--- Excerpted data ---

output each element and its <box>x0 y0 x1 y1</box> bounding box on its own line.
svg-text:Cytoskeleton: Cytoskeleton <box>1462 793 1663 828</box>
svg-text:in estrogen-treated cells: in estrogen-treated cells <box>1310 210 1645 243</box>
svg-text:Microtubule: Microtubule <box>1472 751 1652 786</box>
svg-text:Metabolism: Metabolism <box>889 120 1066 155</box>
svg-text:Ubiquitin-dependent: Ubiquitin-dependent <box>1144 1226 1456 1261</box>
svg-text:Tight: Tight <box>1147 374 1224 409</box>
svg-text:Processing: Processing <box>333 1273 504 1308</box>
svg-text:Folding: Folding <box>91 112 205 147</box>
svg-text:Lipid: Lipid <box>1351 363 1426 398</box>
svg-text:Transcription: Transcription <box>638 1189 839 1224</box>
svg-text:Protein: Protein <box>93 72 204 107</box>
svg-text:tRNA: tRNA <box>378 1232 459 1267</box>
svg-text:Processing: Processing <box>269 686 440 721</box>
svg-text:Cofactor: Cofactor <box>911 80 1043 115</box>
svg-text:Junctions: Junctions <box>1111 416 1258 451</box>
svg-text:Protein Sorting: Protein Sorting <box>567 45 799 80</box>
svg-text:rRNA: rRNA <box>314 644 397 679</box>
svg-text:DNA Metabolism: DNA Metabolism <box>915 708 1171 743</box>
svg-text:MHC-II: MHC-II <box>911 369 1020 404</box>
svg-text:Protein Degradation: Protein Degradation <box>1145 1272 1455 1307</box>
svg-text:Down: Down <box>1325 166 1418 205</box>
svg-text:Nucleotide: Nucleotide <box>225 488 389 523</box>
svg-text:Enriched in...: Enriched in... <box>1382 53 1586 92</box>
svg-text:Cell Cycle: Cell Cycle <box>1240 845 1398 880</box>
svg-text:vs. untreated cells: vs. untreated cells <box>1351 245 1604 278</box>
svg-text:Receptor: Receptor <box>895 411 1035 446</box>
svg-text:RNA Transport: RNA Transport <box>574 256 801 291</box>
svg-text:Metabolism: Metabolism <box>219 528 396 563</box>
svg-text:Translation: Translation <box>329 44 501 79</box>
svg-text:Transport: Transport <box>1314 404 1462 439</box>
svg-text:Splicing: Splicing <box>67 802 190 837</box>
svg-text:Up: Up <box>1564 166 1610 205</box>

---

▸ **Work to complete**
Each record above should be repeated exactly as it appears.

▸ **Solution**
output each element and its <box>x0 y0 x1 y1</box> bounding box on its own line.
svg-text:Cytoskeleton: Cytoskeleton <box>1462 793 1663 828</box>
svg-text:in estrogen-treated cells: in estrogen-treated cells <box>1310 210 1645 243</box>
svg-text:Microtubule: Microtubule <box>1472 751 1652 786</box>
svg-text:Metabolism: Metabolism <box>889 120 1066 155</box>
svg-text:Ubiquitin-dependent: Ubiquitin-dependent <box>1144 1226 1456 1261</box>
svg-text:Tight: Tight <box>1147 374 1224 409</box>
svg-text:Processing: Processing <box>333 1273 504 1308</box>
svg-text:Folding: Folding <box>91 112 205 147</box>
svg-text:Lipid: Lipid <box>1351 363 1426 398</box>
svg-text:Transcription: Transcription <box>638 1189 839 1224</box>
svg-text:Protein: Protein <box>93 72 204 107</box>
svg-text:tRNA: tRNA <box>378 1232 459 1267</box>
svg-text:Processing: Processing <box>269 686 440 721</box>
svg-text:Cofactor: Cofactor <box>911 80 1043 115</box>
svg-text:Junctions: Junctions <box>1111 416 1258 451</box>
svg-text:Protein Sorting: Protein Sorting <box>567 45 799 80</box>
svg-text:rRNA: rRNA <box>314 644 397 679</box>
svg-text:DNA Metabolism: DNA Metabolism <box>915 708 1171 743</box>
svg-text:MHC-II: MHC-II <box>911 369 1020 404</box>
svg-text:Protein Degradation: Protein Degradation <box>1145 1272 1455 1307</box>
svg-text:Down: Down <box>1325 166 1418 205</box>
svg-text:Nucleotide: Nucleotide <box>225 488 389 523</box>
svg-text:Enriched in...: Enriched in... <box>1382 53 1586 92</box>
svg-text:Cell Cycle: Cell Cycle <box>1240 845 1398 880</box>
svg-text:vs. untreated cells: vs. untreated cells <box>1351 245 1604 278</box>
svg-text:Receptor: Receptor <box>895 411 1035 446</box>
svg-text:RNA Transport: RNA Transport <box>574 256 801 291</box>
svg-text:Metabolism: Metabolism <box>219 528 396 563</box>
svg-text:Translation: Translation <box>329 44 501 79</box>
svg-text:Transport: Transport <box>1314 404 1462 439</box>
svg-text:Splicing: Splicing <box>67 802 190 837</box>
svg-text:Up: Up <box>1564 166 1610 205</box>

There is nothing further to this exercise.